— Start of Information supplied —

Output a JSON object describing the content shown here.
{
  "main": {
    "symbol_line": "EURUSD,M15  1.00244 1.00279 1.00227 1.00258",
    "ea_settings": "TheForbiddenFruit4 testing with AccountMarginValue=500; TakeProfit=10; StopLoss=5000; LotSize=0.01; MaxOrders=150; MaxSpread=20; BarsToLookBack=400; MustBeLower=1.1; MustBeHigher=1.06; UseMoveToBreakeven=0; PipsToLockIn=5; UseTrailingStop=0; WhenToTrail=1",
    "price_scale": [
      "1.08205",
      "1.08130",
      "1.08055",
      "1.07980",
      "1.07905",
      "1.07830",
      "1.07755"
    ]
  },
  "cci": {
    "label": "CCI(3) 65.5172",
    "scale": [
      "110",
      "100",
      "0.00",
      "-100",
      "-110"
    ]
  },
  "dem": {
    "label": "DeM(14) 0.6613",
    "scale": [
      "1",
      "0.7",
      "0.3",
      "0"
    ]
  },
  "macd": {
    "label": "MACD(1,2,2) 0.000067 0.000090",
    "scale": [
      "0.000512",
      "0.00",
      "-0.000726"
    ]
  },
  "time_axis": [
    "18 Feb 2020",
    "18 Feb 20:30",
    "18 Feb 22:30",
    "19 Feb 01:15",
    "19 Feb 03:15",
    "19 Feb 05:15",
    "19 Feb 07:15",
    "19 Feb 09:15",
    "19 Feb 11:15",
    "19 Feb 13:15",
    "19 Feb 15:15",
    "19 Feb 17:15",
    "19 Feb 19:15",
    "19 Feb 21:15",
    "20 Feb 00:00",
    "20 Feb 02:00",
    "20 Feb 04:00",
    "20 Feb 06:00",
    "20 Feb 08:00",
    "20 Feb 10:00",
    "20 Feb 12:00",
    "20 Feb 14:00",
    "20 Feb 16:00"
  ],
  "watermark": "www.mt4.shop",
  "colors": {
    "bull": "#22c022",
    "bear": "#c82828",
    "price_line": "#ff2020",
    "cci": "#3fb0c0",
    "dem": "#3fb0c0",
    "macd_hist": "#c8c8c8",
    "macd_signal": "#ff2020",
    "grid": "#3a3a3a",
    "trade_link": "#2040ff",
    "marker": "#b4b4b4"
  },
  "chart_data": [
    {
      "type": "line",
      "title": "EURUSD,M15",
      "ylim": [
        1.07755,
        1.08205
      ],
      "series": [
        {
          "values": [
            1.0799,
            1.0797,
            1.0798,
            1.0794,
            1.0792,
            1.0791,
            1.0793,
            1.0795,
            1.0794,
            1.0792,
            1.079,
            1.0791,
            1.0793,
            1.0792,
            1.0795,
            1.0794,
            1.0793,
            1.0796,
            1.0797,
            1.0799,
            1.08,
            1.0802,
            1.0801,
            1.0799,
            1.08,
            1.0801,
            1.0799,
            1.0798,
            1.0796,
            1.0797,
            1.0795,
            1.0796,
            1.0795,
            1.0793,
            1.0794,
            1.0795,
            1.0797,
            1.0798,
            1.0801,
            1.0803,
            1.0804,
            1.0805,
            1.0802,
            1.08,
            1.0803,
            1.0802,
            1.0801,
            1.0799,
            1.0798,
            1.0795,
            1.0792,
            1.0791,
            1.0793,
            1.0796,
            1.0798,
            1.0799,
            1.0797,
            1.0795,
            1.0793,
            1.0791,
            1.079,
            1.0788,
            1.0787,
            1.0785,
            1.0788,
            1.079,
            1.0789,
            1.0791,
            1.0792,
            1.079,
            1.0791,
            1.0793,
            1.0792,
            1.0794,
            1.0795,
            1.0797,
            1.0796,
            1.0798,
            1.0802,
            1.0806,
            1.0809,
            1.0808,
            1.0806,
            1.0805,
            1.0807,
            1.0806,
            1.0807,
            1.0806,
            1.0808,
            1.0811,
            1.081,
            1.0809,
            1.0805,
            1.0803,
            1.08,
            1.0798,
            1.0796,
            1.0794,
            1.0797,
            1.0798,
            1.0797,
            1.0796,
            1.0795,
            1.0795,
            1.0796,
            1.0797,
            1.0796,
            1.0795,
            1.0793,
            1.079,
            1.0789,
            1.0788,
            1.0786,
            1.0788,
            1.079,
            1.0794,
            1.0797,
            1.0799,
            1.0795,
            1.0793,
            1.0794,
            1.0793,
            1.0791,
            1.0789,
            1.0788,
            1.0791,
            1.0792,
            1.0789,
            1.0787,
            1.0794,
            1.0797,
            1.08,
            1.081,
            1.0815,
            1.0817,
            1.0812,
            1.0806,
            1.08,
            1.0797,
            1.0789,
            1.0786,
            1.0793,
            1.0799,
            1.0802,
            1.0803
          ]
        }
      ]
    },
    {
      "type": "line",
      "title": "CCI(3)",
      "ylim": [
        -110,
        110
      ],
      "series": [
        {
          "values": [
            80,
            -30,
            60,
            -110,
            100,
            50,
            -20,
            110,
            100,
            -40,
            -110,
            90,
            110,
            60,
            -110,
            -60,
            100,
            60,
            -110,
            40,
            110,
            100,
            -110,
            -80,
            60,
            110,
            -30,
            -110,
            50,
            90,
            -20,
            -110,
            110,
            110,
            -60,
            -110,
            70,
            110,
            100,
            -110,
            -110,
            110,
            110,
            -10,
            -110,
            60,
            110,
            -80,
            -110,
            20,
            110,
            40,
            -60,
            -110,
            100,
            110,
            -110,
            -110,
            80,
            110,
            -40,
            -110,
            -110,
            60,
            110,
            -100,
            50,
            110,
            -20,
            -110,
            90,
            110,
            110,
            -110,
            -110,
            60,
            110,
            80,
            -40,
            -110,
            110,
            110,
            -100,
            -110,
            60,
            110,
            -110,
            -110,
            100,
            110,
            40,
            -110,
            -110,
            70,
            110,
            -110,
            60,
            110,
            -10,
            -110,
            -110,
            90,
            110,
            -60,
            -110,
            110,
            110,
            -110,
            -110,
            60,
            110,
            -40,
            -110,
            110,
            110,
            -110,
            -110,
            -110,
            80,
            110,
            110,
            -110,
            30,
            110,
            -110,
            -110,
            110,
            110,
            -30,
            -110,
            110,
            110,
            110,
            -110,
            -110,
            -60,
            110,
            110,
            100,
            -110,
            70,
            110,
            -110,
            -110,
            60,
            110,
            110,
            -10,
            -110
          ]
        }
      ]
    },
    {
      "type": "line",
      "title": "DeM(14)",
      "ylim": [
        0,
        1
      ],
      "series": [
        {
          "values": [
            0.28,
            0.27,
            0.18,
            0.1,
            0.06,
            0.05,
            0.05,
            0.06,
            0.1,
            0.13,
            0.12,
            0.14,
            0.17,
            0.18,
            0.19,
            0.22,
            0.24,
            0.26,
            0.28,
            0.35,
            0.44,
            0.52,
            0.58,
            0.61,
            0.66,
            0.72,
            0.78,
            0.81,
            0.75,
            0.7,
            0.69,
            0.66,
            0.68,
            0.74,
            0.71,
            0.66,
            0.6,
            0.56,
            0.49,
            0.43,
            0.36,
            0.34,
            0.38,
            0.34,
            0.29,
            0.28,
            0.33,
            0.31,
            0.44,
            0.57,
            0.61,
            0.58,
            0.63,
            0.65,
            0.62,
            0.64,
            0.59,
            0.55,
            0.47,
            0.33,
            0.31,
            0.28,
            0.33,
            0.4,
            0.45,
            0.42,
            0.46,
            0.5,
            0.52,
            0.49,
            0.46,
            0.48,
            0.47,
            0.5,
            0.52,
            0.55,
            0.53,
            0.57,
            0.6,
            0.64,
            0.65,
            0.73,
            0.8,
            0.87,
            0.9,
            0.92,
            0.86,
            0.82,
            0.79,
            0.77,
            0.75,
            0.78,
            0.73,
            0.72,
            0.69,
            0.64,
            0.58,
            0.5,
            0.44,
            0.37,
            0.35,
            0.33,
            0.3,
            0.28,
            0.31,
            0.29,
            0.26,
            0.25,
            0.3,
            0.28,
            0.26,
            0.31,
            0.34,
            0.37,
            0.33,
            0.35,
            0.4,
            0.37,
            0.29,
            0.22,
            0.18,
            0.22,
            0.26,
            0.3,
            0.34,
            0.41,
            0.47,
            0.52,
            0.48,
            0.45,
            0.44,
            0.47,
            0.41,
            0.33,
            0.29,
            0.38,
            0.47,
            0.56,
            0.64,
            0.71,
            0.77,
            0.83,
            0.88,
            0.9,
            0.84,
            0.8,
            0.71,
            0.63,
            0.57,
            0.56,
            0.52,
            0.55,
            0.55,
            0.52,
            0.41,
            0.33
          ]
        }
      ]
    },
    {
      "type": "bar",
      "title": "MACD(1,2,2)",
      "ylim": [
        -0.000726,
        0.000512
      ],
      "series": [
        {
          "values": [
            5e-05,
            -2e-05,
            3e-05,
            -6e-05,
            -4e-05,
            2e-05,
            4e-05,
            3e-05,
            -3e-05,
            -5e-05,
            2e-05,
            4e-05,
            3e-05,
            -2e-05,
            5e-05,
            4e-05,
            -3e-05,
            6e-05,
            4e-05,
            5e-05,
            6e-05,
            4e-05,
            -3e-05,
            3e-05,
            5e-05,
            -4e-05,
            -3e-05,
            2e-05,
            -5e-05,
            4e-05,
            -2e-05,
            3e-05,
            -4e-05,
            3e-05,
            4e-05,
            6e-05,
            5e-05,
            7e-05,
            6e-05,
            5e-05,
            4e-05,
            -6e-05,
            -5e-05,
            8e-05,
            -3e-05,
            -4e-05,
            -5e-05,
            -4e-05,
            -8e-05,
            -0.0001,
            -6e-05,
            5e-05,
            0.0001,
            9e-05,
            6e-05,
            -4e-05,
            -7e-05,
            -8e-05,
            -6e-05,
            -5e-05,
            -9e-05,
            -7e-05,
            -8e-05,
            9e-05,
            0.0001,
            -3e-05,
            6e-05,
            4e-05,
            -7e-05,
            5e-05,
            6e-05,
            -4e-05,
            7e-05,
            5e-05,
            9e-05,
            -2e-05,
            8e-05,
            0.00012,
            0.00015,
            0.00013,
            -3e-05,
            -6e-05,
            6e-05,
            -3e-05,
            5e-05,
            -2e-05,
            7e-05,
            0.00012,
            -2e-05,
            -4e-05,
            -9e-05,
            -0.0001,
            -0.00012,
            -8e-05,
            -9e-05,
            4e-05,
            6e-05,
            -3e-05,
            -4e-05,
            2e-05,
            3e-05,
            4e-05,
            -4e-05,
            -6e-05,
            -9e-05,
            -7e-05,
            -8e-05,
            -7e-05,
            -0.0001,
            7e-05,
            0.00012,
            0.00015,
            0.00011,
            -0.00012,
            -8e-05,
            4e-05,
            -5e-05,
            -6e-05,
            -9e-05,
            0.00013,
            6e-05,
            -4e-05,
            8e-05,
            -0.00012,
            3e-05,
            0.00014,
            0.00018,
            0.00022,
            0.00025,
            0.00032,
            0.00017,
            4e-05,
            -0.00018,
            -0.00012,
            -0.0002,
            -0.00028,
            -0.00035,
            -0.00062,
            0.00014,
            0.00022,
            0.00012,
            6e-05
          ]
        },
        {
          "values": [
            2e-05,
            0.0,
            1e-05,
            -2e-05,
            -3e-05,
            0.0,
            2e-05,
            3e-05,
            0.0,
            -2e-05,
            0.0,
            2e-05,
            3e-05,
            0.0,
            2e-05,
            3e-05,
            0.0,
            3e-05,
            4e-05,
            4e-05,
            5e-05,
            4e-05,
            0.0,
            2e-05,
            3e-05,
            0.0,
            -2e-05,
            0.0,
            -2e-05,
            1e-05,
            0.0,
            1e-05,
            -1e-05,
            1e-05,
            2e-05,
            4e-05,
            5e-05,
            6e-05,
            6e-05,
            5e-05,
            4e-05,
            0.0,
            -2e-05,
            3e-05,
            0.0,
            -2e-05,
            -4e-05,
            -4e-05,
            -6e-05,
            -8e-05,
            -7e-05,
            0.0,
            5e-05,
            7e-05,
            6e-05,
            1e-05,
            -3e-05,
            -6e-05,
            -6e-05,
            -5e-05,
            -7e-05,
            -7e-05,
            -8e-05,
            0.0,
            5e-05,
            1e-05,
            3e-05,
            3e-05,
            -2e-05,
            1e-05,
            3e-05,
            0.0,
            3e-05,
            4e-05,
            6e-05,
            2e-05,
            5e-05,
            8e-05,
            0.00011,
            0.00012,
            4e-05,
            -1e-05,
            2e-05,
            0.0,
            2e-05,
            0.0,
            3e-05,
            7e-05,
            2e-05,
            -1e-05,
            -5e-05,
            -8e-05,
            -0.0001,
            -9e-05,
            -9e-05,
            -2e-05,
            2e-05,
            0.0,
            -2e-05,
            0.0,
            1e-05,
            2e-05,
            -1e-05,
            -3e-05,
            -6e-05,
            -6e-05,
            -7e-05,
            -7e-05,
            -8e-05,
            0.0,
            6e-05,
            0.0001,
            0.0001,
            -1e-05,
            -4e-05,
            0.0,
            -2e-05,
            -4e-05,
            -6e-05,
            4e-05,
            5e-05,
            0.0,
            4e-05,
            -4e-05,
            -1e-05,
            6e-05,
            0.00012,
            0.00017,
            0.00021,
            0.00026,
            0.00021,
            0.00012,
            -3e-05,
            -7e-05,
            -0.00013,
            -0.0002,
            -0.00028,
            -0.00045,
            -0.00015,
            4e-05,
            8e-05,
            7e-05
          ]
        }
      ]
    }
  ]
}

— End of Information supplied —

• Exercise aim: For each line of the listing that holds the word "title", show that line.

• Written solution:
      "title": "EURUSD,M15",
      "title": "CCI(3)",
      "title": "DeM(14)",
      "title": "MACD(1,2,2)",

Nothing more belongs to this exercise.